- **PROMPT**
Return each line of the listing that contains the string "oben".
[RECORD SET start]
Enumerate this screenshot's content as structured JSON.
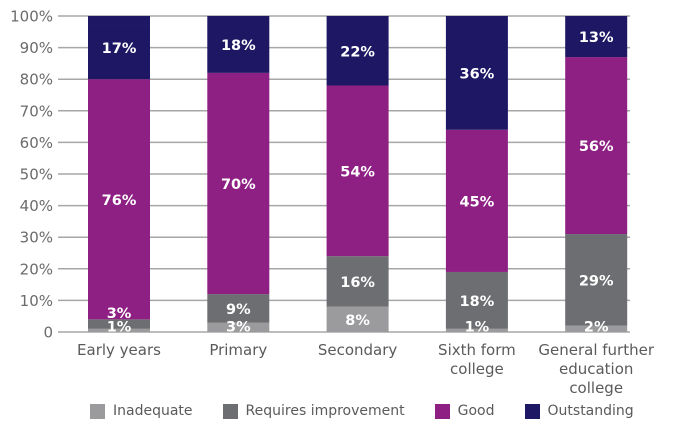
{
  "chart_data": {
    "type": "bar",
    "stacked": true,
    "title": "",
    "xlabel": "",
    "ylabel": "",
    "ylim": [
      0,
      100
    ],
    "yticks": [
      "0",
      "10%",
      "20%",
      "30%",
      "40%",
      "50%",
      "60%",
      "70%",
      "80%",
      "90%",
      "100%"
    ],
    "grid": true,
    "legend_position": "bottom",
    "categories": [
      [
        "Early years"
      ],
      [
        "Primary"
      ],
      [
        "Secondary"
      ],
      [
        "Sixth form",
        "college"
      ],
      [
        "General further",
        "education",
        "college"
      ]
    ],
    "series": [
      {
        "name": "Inadequate",
        "color": "#9b9b9d",
        "values": [
          1,
          3,
          8,
          1,
          2
        ]
      },
      {
        "name": "Requires improvement",
        "color": "#6d6e71",
        "values": [
          3,
          9,
          16,
          18,
          29
        ]
      },
      {
        "name": "Good",
        "color": "#8e1f83",
        "values": [
          76,
          70,
          54,
          45,
          56
        ]
      },
      {
        "name": "Outstanding",
        "color": "#1d1764",
        "values": [
          17,
          18,
          22,
          36,
          13
        ]
      }
    ]
  },
  "legend": [
    {
      "label": "Inadequate",
      "color": "#9b9b9d"
    },
    {
      "label": "Requires improvement",
      "color": "#6d6e71"
    },
    {
      "label": "Good",
      "color": "#8e1f83"
    },
    {
      "label": "Outstanding",
      "color": "#1d1764"
    }
  ]
}
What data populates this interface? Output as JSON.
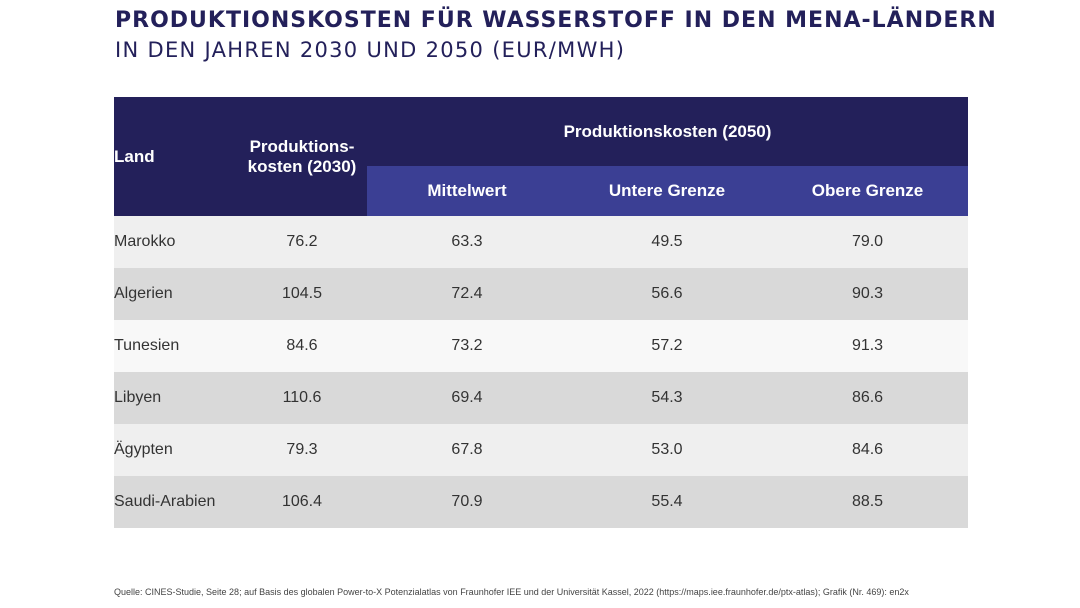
{
  "title": "PRODUKTIONSKOSTEN FÜR WASSERSTOFF IN DEN MENA-LÄNDERN",
  "subtitle": "IN DEN JAHREN 2030 UND 2050 (EUR/MWH)",
  "headers": {
    "land": "Land",
    "cost_2030_line1": "Produktions-",
    "cost_2030_line2": "kosten (2030)",
    "cost_2050": "Produktionskosten  (2050)",
    "mittelwert": "Mittelwert",
    "untere": "Untere Grenze",
    "obere": "Obere Grenze"
  },
  "colors": {
    "header_dark": "#23205a",
    "header_sub": "#3b3f94",
    "row_light": "#efefef",
    "row_dark": "#d9d9d9"
  },
  "chart_data": {
    "type": "table",
    "columns": [
      "Land",
      "Produktions-kosten (2030)",
      "Mittelwert",
      "Untere Grenze",
      "Obere Grenze"
    ],
    "rows": [
      {
        "land": "Marokko",
        "c2030": "76.2",
        "mittel": "63.3",
        "unten": "49.5",
        "oben": "79.0"
      },
      {
        "land": "Algerien",
        "c2030": "104.5",
        "mittel": "72.4",
        "unten": "56.6",
        "oben": "90.3"
      },
      {
        "land": "Tunesien",
        "c2030": "84.6",
        "mittel": "73.2",
        "unten": "57.2",
        "oben": "91.3"
      },
      {
        "land": "Libyen",
        "c2030": "110.6",
        "mittel": "69.4",
        "unten": "54.3",
        "oben": "86.6"
      },
      {
        "land": "Ägypten",
        "c2030": "79.3",
        "mittel": "67.8",
        "unten": "53.0",
        "oben": "84.6"
      },
      {
        "land": "Saudi-Arabien",
        "c2030": "106.4",
        "mittel": "70.9",
        "unten": "55.4",
        "oben": "88.5"
      }
    ]
  },
  "source": "Quelle: CINES-Studie, Seite 28; auf Basis des globalen Power-to-X Potenzialatlas von Fraunhofer IEE und der Universität Kassel, 2022 (https://maps.iee.fraunhofer.de/ptx-atlas); Grafik (Nr. 469): en2x"
}
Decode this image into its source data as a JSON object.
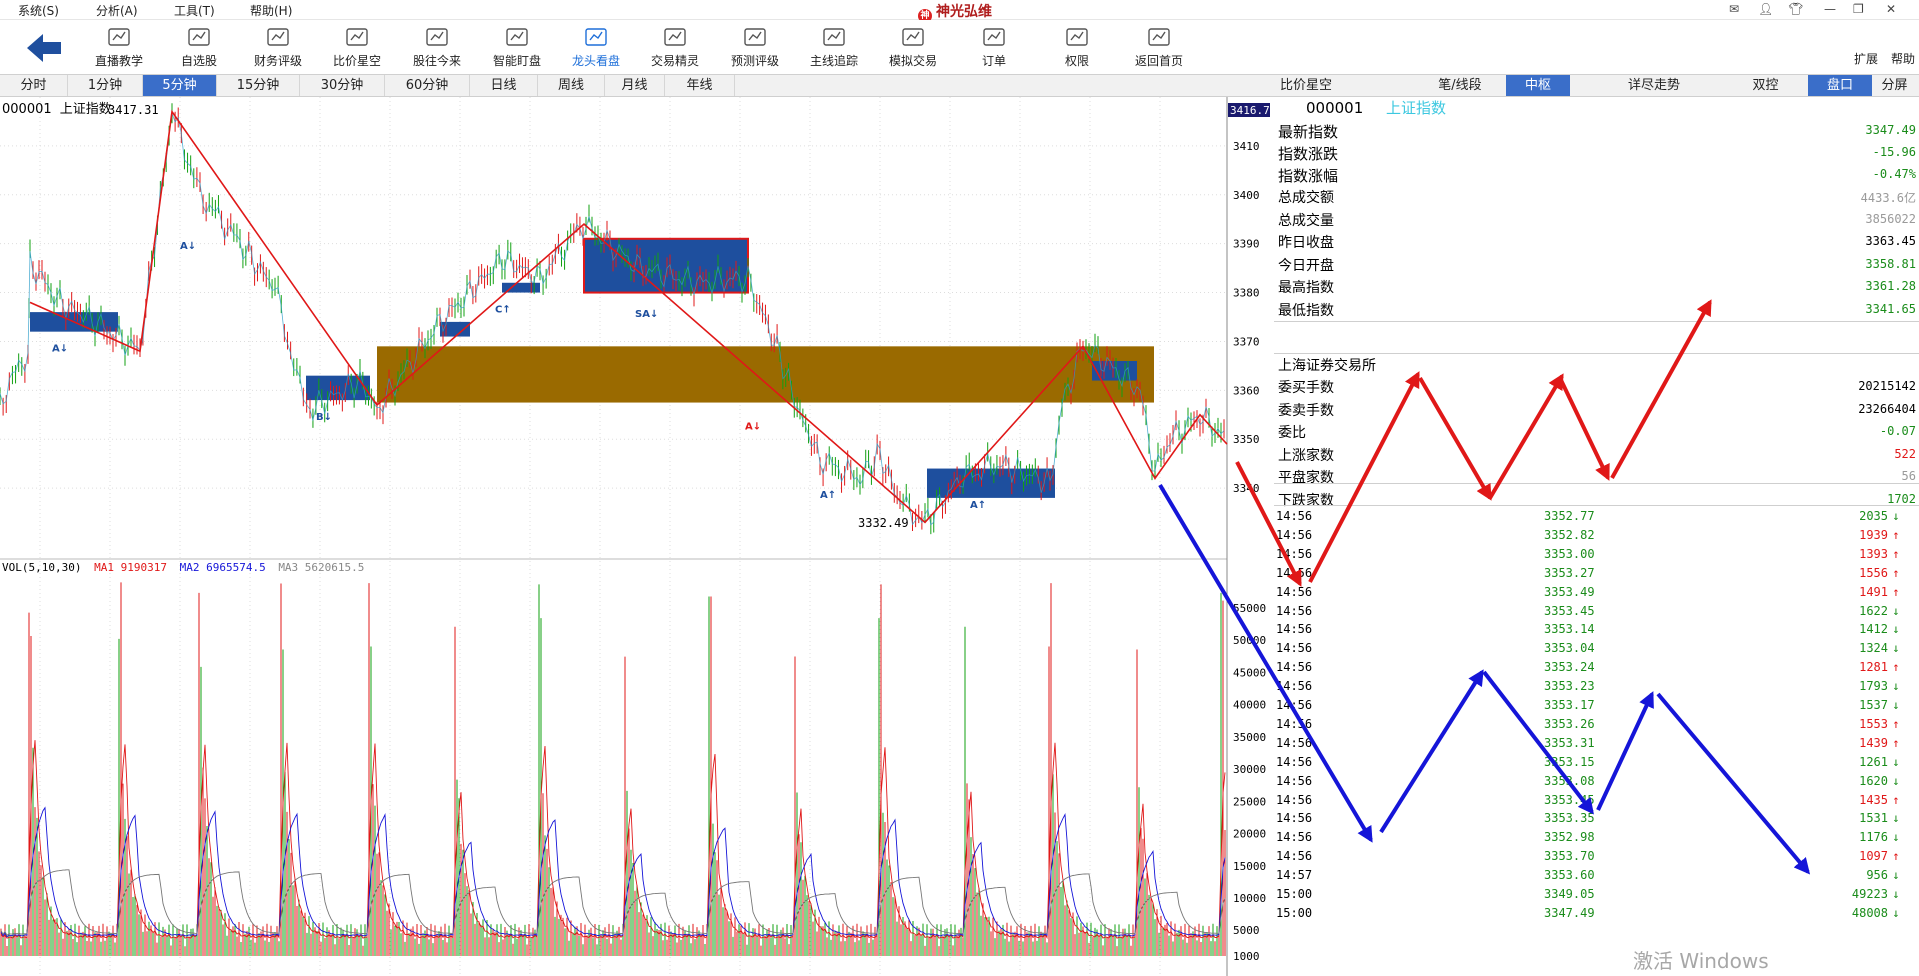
{
  "menu": [
    "系统(S)",
    "分析(A)",
    "工具(T)",
    "帮助(H)"
  ],
  "brand": "神光弘维",
  "toolbar": {
    "items": [
      {
        "label": "直播教学",
        "icon": "play-icon"
      },
      {
        "label": "自选股",
        "icon": "star-chart-icon"
      },
      {
        "label": "财务评级",
        "icon": "finance-grade-icon"
      },
      {
        "label": "比价星空",
        "icon": "star-trend-icon"
      },
      {
        "label": "股往今来",
        "icon": "history-cube-icon"
      },
      {
        "label": "智能盯盘",
        "icon": "monitor-bars-icon"
      },
      {
        "label": "龙头看盘",
        "icon": "dragon-head-icon"
      },
      {
        "label": "交易精灵",
        "icon": "trade-sprite-icon"
      },
      {
        "label": "预测评级",
        "icon": "ai-forecast-icon"
      },
      {
        "label": "主线追踪",
        "icon": "target-icon"
      },
      {
        "label": "模拟交易",
        "icon": "simulate-trade-icon"
      },
      {
        "label": "订单",
        "icon": "order-doc-icon"
      },
      {
        "label": "权限",
        "icon": "shield-icon"
      },
      {
        "label": "返回首页",
        "icon": "home-icon"
      }
    ],
    "active_index": 6,
    "right_labels": [
      "扩展",
      "帮助"
    ]
  },
  "periods": [
    "分时",
    "1分钟",
    "5分钟",
    "15分钟",
    "30分钟",
    "60分钟",
    "日线",
    "周线",
    "月线",
    "年线"
  ],
  "active_period": 2,
  "right_tabs": [
    "比价星空",
    "笔/线段",
    "中枢",
    "详尽走势",
    "双控",
    "盘口",
    "分屏"
  ],
  "right_active": [
    2,
    5
  ],
  "chart": {
    "code": "000001",
    "name": "上证指数",
    "current_price_tag": "3416.7",
    "high_label": "3417.31",
    "low_label": "3332.49",
    "price_ticks": [
      "3410",
      "3400",
      "3390",
      "3380",
      "3370",
      "3360",
      "3350",
      "3340"
    ],
    "volume_ticks": [
      "55000",
      "50000",
      "45000",
      "40000",
      "35000",
      "30000",
      "25000",
      "20000",
      "15000",
      "10000",
      "5000",
      "1000"
    ],
    "vol_legend": {
      "label": "VOL(5,10,30)",
      "ma1": "MA1 9190317",
      "ma2": "MA2 6965574.5",
      "ma3": "MA3 5620615.5"
    },
    "markers": [
      "A↓",
      "A↓",
      "B↓",
      "C↑",
      "SA↓",
      "A↓",
      "A↑",
      "A↑"
    ],
    "colors": {
      "up": "#e01818",
      "down": "#12a012",
      "zhongshu_box": "#1e4f9e",
      "big_box": "#9a6a00",
      "bi_line": "#e01818"
    }
  },
  "quote": {
    "code": "000001",
    "name": "上证指数",
    "rows": [
      {
        "k": "最新指数",
        "v": "3347.49",
        "c": "#1a8c1a",
        "big": true
      },
      {
        "k": "指数涨跌",
        "v": "-15.96",
        "c": "#1a8c1a",
        "big": true
      },
      {
        "k": "指数涨幅",
        "v": "-0.47%",
        "c": "#1a8c1a",
        "big": true
      },
      {
        "k": "总成交额",
        "v": "4433.6亿",
        "c": "#9a9a9a"
      },
      {
        "k": "总成交量",
        "v": "3856022",
        "c": "#9a9a9a"
      },
      {
        "k": "昨日收盘",
        "v": "3363.45",
        "c": "#000"
      },
      {
        "k": "今日开盘",
        "v": "3358.81",
        "c": "#1a8c1a"
      },
      {
        "k": "最高指数",
        "v": "3361.28",
        "c": "#1a8c1a"
      },
      {
        "k": "最低指数",
        "v": "3341.65",
        "c": "#1a8c1a"
      }
    ],
    "exchange": "上海证券交易所",
    "rows2": [
      {
        "k": "委买手数",
        "v": "20215142",
        "c": "#000"
      },
      {
        "k": "委卖手数",
        "v": "23266404",
        "c": "#000"
      },
      {
        "k": "委比",
        "v": "-0.07",
        "c": "#1a8c1a"
      },
      {
        "k": "上涨家数",
        "v": "522",
        "c": "#e01818"
      },
      {
        "k": "平盘家数",
        "v": "56",
        "c": "#9a9a9a"
      },
      {
        "k": "下跌家数",
        "v": "1702",
        "c": "#1a8c1a"
      }
    ]
  },
  "ticks": [
    {
      "t": "14:56",
      "p": "3352.77",
      "v": "2035",
      "d": "down"
    },
    {
      "t": "14:56",
      "p": "3352.82",
      "v": "1939",
      "d": "up"
    },
    {
      "t": "14:56",
      "p": "3353.00",
      "v": "1393",
      "d": "up"
    },
    {
      "t": "14:56",
      "p": "3353.27",
      "v": "1556",
      "d": "up"
    },
    {
      "t": "14:56",
      "p": "3353.49",
      "v": "1491",
      "d": "up"
    },
    {
      "t": "14:56",
      "p": "3353.45",
      "v": "1622",
      "d": "down"
    },
    {
      "t": "14:56",
      "p": "3353.14",
      "v": "1412",
      "d": "down"
    },
    {
      "t": "14:56",
      "p": "3353.04",
      "v": "1324",
      "d": "down"
    },
    {
      "t": "14:56",
      "p": "3353.24",
      "v": "1281",
      "d": "up"
    },
    {
      "t": "14:56",
      "p": "3353.23",
      "v": "1793",
      "d": "down"
    },
    {
      "t": "14:56",
      "p": "3353.17",
      "v": "1537",
      "d": "down"
    },
    {
      "t": "14:56",
      "p": "3353.26",
      "v": "1553",
      "d": "up"
    },
    {
      "t": "14:56",
      "p": "3353.31",
      "v": "1439",
      "d": "up"
    },
    {
      "t": "14:56",
      "p": "3353.15",
      "v": "1261",
      "d": "down"
    },
    {
      "t": "14:56",
      "p": "3353.08",
      "v": "1620",
      "d": "down"
    },
    {
      "t": "14:56",
      "p": "3353.45",
      "v": "1435",
      "d": "up"
    },
    {
      "t": "14:56",
      "p": "3353.35",
      "v": "1531",
      "d": "down"
    },
    {
      "t": "14:56",
      "p": "3352.98",
      "v": "1176",
      "d": "down"
    },
    {
      "t": "14:56",
      "p": "3353.70",
      "v": "1097",
      "d": "up"
    },
    {
      "t": "14:57",
      "p": "3353.60",
      "v": "956",
      "d": "down"
    },
    {
      "t": "15:00",
      "p": "3349.05",
      "v": "49223",
      "d": "down"
    },
    {
      "t": "15:00",
      "p": "3347.49",
      "v": "48008",
      "d": "down"
    }
  ],
  "watermark": "激活 Windows"
}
[RECORD SET end]
- **EXERCISE RESULT**
        "oben": "79.0"
        "oben": "90.3"
        "oben": "91.3"
        "oben": "86.6"
        "oben": "84.6"
        "oben": "88.5"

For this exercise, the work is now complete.